**YOUR TASK**
Reproduce verbatim the lines below, from the line containing "368, 289, 378]" through the line containing "352, 307, 363]", both included.

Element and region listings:
[Begin]

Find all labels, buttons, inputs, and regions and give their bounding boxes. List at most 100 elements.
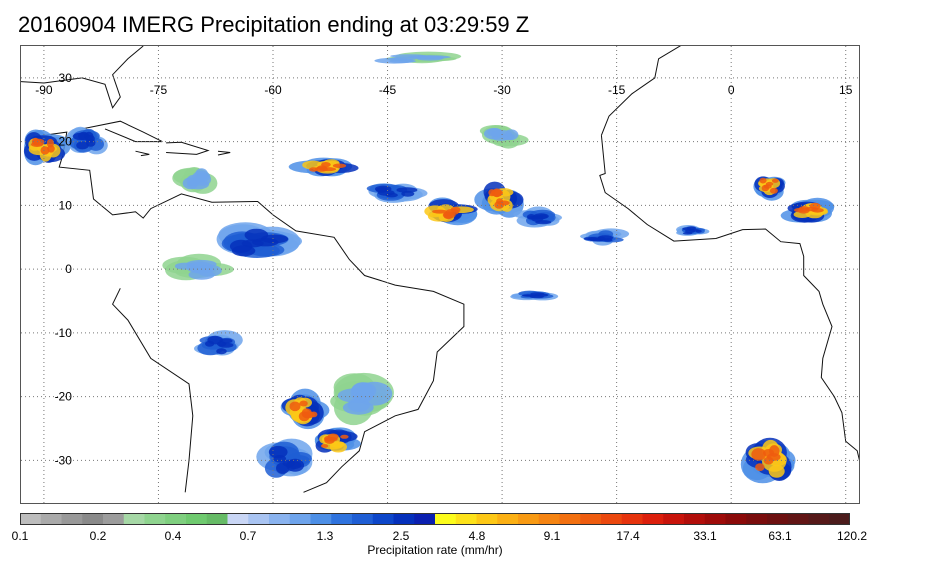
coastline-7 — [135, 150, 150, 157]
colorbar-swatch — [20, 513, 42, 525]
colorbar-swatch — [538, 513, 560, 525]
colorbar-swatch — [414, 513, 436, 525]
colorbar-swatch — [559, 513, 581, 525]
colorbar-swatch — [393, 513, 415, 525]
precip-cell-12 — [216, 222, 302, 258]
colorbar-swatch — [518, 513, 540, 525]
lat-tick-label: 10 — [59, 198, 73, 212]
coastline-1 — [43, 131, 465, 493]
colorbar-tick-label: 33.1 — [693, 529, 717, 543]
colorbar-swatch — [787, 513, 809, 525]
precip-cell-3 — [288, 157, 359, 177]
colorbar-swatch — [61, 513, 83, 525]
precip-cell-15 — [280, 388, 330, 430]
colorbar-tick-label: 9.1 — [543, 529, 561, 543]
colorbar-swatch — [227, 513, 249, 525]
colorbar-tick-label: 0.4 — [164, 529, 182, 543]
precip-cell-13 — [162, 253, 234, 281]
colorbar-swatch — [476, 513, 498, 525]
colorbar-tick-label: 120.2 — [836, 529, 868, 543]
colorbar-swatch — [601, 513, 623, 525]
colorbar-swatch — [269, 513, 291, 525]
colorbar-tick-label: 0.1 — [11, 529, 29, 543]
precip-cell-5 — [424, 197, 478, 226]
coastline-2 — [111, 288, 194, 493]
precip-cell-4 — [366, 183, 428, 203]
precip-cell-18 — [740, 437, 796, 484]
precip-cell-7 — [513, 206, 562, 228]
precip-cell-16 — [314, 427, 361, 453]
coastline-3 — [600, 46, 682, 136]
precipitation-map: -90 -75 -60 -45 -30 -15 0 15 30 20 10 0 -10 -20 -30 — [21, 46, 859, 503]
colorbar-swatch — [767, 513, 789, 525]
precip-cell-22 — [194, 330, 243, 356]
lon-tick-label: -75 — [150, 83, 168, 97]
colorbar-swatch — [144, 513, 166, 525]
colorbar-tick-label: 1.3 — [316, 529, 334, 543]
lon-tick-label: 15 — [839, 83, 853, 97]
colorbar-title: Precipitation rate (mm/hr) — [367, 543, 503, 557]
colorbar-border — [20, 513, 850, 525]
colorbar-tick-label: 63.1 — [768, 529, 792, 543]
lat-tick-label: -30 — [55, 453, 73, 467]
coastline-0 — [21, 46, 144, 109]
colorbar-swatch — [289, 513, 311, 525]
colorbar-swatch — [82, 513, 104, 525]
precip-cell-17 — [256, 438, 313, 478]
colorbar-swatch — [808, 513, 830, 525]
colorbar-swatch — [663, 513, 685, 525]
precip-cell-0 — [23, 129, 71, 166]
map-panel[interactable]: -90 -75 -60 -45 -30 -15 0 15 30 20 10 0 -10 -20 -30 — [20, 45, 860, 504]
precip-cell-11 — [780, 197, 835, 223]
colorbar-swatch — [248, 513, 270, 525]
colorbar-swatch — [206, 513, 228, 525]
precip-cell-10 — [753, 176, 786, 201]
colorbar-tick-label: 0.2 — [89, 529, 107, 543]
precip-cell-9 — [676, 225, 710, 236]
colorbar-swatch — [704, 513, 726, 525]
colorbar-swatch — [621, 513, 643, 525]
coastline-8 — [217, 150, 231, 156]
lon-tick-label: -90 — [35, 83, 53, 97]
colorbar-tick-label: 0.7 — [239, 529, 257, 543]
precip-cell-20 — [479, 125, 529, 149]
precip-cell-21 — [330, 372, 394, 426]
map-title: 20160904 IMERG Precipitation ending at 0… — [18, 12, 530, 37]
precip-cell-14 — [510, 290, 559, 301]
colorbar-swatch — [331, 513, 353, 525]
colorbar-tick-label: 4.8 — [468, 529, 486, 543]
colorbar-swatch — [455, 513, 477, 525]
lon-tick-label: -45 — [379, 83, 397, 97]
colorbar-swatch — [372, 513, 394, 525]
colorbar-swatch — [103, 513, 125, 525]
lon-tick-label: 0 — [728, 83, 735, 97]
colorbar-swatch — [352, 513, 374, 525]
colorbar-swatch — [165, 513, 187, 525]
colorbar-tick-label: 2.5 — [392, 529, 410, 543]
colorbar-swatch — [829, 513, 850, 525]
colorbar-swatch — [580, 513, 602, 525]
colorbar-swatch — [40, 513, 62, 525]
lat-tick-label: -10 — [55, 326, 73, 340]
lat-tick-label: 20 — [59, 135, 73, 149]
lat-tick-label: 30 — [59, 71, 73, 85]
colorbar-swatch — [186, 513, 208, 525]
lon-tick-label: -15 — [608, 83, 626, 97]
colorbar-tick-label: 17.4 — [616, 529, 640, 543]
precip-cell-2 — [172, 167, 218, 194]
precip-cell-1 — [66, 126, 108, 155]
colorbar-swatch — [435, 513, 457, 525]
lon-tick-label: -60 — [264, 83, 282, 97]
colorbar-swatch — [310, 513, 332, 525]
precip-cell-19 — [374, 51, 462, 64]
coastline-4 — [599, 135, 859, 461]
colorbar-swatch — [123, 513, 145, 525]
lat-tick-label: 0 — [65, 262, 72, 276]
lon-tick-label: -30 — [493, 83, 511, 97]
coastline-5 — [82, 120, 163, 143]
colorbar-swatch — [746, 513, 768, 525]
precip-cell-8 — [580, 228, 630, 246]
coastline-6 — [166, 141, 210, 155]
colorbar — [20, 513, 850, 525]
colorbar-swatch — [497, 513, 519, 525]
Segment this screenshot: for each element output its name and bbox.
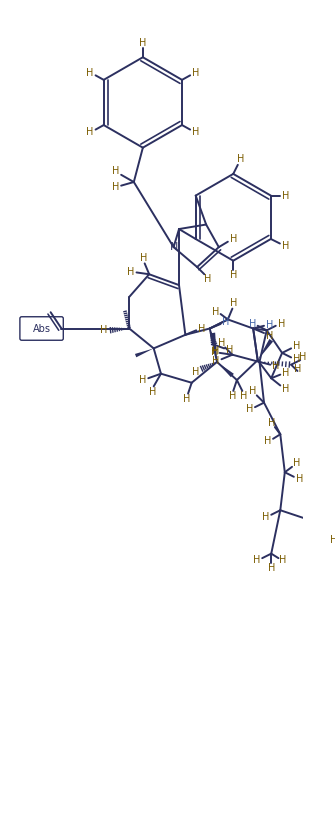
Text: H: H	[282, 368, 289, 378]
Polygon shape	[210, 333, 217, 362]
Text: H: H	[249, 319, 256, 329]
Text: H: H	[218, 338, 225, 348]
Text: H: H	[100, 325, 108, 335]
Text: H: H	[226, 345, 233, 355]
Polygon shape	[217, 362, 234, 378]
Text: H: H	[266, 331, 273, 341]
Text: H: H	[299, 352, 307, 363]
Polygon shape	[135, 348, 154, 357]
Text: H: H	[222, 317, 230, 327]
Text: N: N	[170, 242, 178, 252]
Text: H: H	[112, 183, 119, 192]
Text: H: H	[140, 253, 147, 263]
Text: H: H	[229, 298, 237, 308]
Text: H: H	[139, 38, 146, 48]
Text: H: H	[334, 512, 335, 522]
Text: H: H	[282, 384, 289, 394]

[End]

**SOLUTION TO THE PROBLEM**
Text: H: H	[282, 368, 289, 378]
Polygon shape	[210, 333, 217, 362]
Text: H: H	[249, 319, 256, 329]
Text: H: H	[218, 338, 225, 348]
Text: H: H	[100, 325, 108, 335]
Text: H: H	[226, 345, 233, 355]
Polygon shape	[217, 362, 234, 378]
Text: H: H	[266, 331, 273, 341]
Text: H: H	[299, 352, 307, 363]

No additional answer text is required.